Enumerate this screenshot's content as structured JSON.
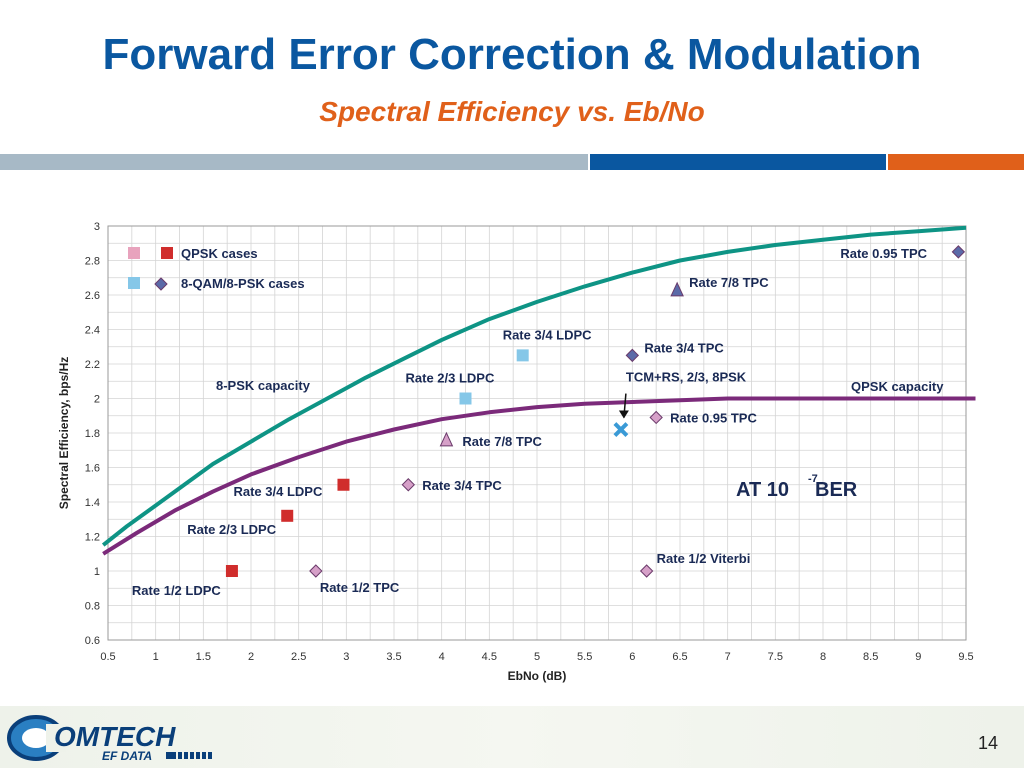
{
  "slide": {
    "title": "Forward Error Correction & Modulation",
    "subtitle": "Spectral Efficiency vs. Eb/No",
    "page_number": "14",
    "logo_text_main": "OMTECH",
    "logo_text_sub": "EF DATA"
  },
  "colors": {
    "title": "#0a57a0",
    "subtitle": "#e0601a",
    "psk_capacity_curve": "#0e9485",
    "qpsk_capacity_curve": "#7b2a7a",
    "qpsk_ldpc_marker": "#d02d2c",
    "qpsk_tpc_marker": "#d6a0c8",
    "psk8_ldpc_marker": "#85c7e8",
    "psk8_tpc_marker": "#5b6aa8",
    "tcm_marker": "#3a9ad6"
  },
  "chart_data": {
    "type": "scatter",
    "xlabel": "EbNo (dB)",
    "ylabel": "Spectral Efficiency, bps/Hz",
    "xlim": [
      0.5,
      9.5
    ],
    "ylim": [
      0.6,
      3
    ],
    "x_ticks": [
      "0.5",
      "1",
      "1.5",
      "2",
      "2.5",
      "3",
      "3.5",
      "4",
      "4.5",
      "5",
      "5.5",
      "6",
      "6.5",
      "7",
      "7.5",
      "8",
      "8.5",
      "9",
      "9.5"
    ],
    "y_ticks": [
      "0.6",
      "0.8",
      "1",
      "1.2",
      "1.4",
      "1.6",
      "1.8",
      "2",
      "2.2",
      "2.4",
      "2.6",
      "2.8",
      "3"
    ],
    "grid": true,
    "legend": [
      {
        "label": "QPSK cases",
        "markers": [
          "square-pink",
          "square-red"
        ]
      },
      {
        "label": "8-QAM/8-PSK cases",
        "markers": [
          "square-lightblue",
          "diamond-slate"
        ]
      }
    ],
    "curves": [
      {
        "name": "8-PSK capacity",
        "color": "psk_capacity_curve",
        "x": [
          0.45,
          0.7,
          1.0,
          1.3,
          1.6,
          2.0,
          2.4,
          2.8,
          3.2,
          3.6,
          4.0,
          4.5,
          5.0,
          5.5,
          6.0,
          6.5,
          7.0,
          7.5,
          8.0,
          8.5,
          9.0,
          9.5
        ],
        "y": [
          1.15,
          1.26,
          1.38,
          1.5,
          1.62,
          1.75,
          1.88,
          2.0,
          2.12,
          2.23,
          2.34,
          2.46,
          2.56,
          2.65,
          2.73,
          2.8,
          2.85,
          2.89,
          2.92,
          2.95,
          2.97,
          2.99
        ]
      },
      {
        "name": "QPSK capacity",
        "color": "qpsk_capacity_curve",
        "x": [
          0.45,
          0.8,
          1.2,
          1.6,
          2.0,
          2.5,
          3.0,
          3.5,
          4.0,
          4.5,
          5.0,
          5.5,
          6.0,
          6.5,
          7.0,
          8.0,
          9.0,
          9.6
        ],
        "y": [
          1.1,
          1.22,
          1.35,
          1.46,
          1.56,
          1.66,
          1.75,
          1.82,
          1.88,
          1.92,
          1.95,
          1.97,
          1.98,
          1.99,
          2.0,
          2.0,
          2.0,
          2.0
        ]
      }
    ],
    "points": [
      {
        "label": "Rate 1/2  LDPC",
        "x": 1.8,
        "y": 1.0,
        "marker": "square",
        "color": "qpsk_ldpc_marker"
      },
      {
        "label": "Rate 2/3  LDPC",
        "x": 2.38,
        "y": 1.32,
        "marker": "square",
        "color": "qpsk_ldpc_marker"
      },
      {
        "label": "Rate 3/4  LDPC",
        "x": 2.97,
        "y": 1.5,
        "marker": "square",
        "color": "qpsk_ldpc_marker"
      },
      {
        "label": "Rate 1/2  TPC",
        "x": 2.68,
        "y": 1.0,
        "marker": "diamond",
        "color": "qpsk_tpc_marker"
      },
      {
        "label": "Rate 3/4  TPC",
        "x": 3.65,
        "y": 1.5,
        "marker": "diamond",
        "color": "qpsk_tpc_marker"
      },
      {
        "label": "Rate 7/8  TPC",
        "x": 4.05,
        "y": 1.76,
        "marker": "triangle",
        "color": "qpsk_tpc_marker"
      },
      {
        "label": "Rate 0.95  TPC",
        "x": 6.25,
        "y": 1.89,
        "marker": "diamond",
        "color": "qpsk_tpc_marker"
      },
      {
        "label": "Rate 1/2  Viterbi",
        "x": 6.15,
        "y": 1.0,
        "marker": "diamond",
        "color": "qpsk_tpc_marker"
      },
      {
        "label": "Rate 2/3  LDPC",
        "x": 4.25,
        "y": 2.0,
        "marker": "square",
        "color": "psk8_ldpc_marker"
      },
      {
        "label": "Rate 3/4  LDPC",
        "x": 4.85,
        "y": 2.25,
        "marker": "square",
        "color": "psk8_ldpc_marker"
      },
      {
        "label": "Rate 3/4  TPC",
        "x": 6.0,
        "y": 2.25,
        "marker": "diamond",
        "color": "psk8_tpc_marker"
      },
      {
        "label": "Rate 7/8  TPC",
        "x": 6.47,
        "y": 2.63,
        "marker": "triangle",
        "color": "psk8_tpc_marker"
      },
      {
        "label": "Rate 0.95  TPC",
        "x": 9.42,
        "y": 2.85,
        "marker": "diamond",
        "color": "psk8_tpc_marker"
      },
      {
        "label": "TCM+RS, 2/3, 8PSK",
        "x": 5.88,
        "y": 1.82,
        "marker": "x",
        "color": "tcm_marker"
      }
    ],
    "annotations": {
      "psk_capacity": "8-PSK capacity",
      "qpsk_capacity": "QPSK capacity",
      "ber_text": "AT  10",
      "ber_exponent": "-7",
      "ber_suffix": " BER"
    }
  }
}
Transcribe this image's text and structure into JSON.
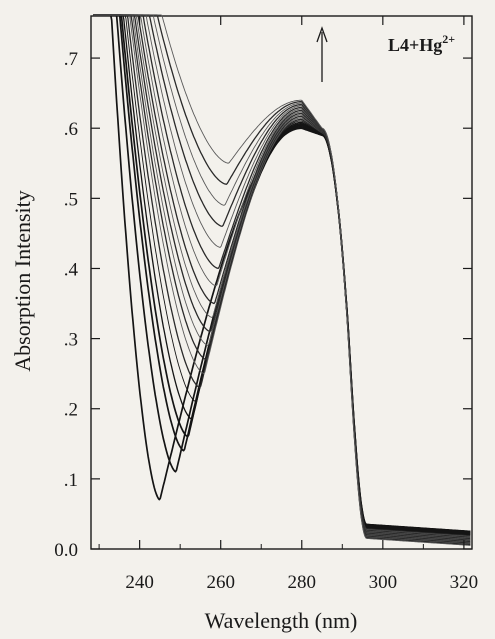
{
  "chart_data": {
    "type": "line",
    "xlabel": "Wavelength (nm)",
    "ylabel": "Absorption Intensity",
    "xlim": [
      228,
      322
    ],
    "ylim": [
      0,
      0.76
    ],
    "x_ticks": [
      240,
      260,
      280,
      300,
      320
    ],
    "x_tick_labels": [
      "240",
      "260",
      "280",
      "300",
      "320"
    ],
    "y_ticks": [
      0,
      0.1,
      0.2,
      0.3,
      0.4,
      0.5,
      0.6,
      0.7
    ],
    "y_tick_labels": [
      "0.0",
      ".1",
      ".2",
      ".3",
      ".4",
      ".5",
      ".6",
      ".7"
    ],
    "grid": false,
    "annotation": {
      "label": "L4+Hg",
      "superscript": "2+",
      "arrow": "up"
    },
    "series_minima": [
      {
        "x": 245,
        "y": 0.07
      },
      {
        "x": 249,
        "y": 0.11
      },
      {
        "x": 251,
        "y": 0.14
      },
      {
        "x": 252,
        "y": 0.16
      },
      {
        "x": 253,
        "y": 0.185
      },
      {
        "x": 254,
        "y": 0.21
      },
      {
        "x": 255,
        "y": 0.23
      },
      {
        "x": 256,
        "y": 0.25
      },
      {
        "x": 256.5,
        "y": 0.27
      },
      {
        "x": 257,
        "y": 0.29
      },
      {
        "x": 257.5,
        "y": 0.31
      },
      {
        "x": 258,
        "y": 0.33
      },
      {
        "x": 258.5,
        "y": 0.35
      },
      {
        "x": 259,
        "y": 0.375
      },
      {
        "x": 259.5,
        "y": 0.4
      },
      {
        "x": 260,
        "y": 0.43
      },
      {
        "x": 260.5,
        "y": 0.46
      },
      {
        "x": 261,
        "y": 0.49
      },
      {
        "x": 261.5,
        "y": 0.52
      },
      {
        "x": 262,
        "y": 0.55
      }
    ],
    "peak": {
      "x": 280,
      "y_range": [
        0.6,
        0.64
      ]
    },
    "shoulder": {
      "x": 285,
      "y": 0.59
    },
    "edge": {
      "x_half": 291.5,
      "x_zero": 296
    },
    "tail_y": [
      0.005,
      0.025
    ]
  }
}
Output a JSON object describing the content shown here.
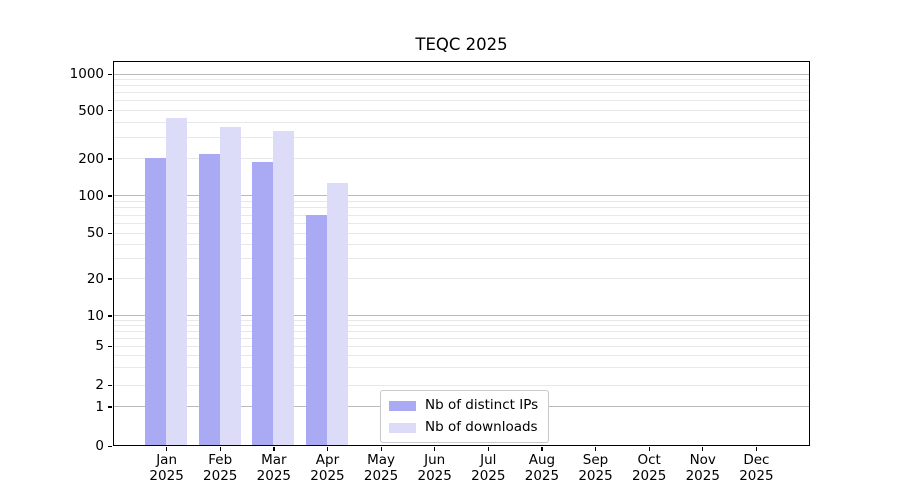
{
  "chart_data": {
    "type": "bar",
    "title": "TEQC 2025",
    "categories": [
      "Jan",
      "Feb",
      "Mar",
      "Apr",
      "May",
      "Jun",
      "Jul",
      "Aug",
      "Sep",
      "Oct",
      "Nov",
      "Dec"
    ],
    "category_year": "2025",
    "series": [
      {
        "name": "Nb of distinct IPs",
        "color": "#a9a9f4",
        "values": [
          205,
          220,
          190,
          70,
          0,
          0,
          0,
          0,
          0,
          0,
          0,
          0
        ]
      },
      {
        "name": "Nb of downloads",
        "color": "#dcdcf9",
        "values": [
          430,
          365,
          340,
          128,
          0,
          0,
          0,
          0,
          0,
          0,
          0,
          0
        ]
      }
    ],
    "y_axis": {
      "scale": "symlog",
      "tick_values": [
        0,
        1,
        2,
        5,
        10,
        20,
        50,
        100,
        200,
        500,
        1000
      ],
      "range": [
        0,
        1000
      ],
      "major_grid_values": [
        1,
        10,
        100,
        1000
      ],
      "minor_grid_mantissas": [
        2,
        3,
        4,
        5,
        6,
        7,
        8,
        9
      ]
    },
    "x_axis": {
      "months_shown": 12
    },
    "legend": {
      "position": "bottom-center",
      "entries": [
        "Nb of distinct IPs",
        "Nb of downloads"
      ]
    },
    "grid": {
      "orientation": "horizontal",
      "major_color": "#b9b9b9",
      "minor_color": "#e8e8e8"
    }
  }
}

Aim of the task - Report the number of lines in the entries above that include the string "subtitle". Give nothing but the number.

Result of the exercise - 2